**DIRECTION:** Copy the entries below exactly. Images do not belong in the copy.

[Stored records]
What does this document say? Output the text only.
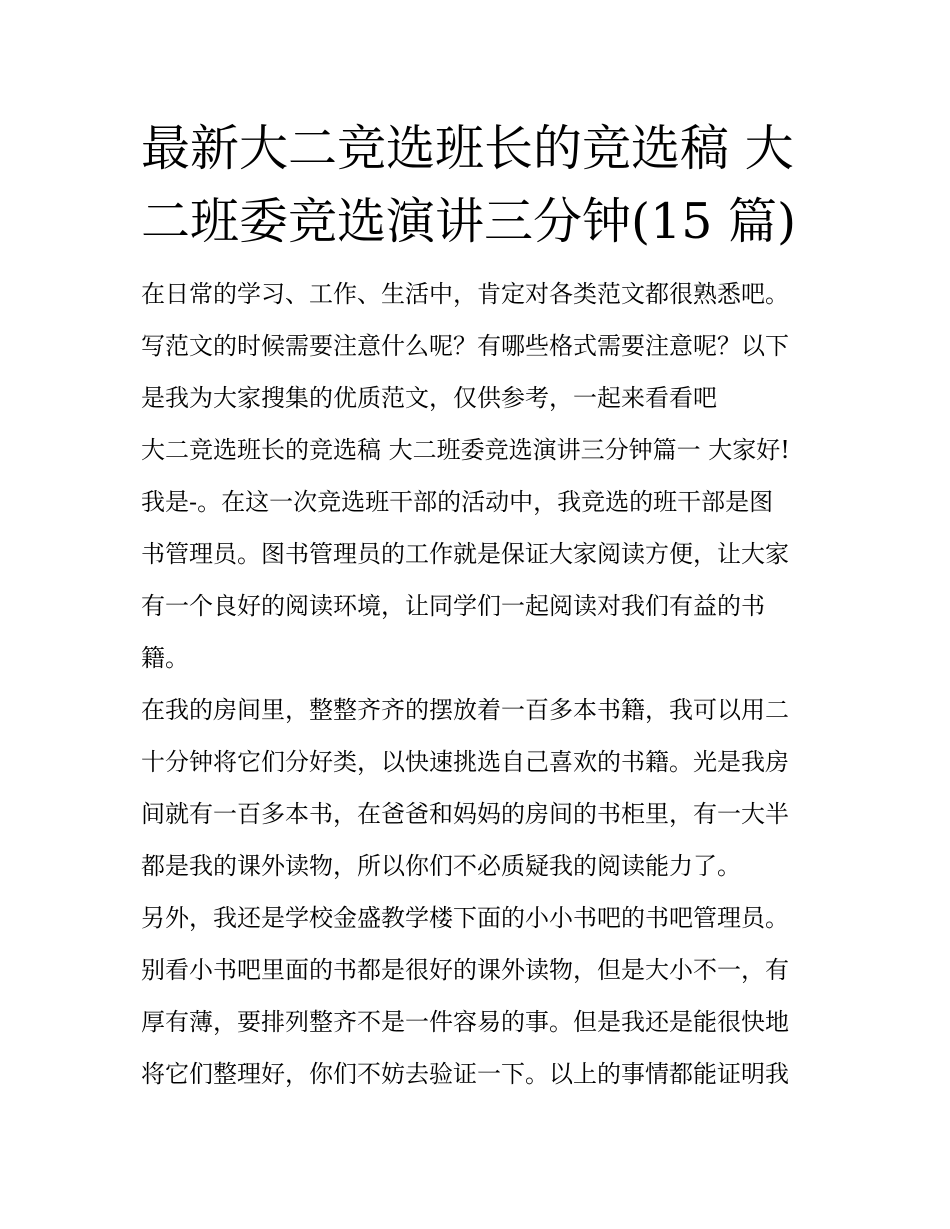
最新大二竞选班长的竞选稿 大
二班委竞选演讲三分钟(15 篇)
在日常的学习、工作、生活中，肯定对各类范文都很熟悉吧。
写范文的时候需要注意什么呢？有哪些格式需要注意呢？以下
是我为大家搜集的优质范文，仅供参考，一起来看看吧
大二竞选班长的竞选稿 大二班委竞选演讲三分钟篇一 大家好!
我是-。在这一次竞选班干部的活动中，我竞选的班干部是图
书管理员。图书管理员的工作就是保证大家阅读方便，让大家
有一个良好的阅读环境，让同学们一起阅读对我们有益的书
籍。
在我的房间里，整整齐齐的摆放着一百多本书籍，我可以用二
十分钟将它们分好类，以快速挑选自己喜欢的书籍。光是我房
间就有一百多本书，在爸爸和妈妈的房间的书柜里，有一大半
都是我的课外读物，所以你们不必质疑我的阅读能力了。
另外，我还是学校金盛教学楼下面的小小书吧的书吧管理员。
别看小书吧里面的书都是很好的课外读物，但是大小不一，有
厚有薄，要排列整齐不是一件容易的事。但是我还是能很快地
将它们整理好，你们不妨去验证一下。以上的事情都能证明我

**SOLUTION FOR THIS TASK:**
What does this document say? Output the text only.
最新大二竞选班长的竞选稿 大
二班委竞选演讲三分钟(15 篇)
在日常的学习、工作、生活中，肯定对各类范文都很熟悉吧。
写范文的时候需要注意什么呢？有哪些格式需要注意呢？以下
是我为大家搜集的优质范文，仅供参考，一起来看看吧
大二竞选班长的竞选稿 大二班委竞选演讲三分钟篇一 大家好!
我是-。在这一次竞选班干部的活动中，我竞选的班干部是图
书管理员。图书管理员的工作就是保证大家阅读方便，让大家
有一个良好的阅读环境，让同学们一起阅读对我们有益的书
籍。
在我的房间里，整整齐齐的摆放着一百多本书籍，我可以用二
十分钟将它们分好类，以快速挑选自己喜欢的书籍。光是我房
间就有一百多本书，在爸爸和妈妈的房间的书柜里，有一大半
都是我的课外读物，所以你们不必质疑我的阅读能力了。
另外，我还是学校金盛教学楼下面的小小书吧的书吧管理员。
别看小书吧里面的书都是很好的课外读物，但是大小不一，有
厚有薄，要排列整齐不是一件容易的事。但是我还是能很快地
将它们整理好，你们不妨去验证一下。以上的事情都能证明我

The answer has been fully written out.